SOURCE TEXT ::
►

Stochastic Gradient Push for Distributed Deep Learning
This addresses robustness issues in distributed training for deep learning practitioners, though it is incremental as it builds on existing gossip algorithms.
The paper tackles the problem of stragglers and communication delays in distributed deep learning by proposing Stochastic Gradient Push (SGP), which combines PushSum gossip with stochastic gradient updates, achieving convergence to a stationary point at the same sub-linear rate as SGD and validating performance on ResNet-50 and Transformer models.

◄

(Dataset entries)

►

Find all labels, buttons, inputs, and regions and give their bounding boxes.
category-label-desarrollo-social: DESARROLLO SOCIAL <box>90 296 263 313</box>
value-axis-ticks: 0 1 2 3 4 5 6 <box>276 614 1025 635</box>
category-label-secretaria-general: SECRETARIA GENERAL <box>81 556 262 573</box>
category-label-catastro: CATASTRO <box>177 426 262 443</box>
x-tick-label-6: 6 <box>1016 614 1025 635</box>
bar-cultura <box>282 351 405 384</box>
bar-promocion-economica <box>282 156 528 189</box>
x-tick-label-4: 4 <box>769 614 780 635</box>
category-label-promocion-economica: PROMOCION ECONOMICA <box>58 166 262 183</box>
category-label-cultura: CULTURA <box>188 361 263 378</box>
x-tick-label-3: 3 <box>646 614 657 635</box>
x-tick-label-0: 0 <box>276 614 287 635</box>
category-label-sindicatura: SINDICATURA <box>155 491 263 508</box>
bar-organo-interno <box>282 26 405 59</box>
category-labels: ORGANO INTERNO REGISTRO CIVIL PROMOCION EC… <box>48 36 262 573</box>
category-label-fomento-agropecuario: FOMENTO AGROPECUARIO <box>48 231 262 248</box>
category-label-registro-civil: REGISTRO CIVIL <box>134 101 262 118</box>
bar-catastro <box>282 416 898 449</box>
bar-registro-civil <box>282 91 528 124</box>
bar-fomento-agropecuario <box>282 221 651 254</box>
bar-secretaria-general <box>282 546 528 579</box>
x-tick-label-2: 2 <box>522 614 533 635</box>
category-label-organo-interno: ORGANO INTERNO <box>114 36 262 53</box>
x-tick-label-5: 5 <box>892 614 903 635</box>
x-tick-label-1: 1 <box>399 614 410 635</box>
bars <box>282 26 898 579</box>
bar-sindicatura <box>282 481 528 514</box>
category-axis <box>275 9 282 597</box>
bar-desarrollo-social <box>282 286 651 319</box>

◄

REQUIRED WORK ::
**1.** In one to three sentences, explain why the Stochastic Gradient Push text calls the work incremental.
**2.** Continue the Stochastic Gradient Push text after its last sentence.
The data is not required for the work here.

RESULTS OF THE TASKS ::
**1.** The work is called incremental because it builds on existing gossip algorithms. Stochastic Gradient Push combines PushSum gossip with stochastic gradient updates.

**2.**
Distributed data-parallel algorithms aim to accelerate the training of deep neural networks by parallelizing the computation of large mini-batch gradient updates across multiple nodes. Approaches that synchronize nodes using exact distributed averaging (e.g., via AllReduce) are sensitive to stragglers and communication delays. The PushSum gossip algorithm is robust to these issues, but only performs approximate distributed averaging. This paper studies Stochastic Gradient Push (SGP), which combines PushSum with stochastic gradient updates. We prove that SGP converges to a stationary point of smooth, non-convex objectives at the same sub-linear rate as SGD, and that all nodes achieve consensus. We empirically validate the performance of SGP on image classification (ResNet-50, ImageNet) and machine translation (Transformer, WMT'16 En-De) workloads. Our code will be made publicly available.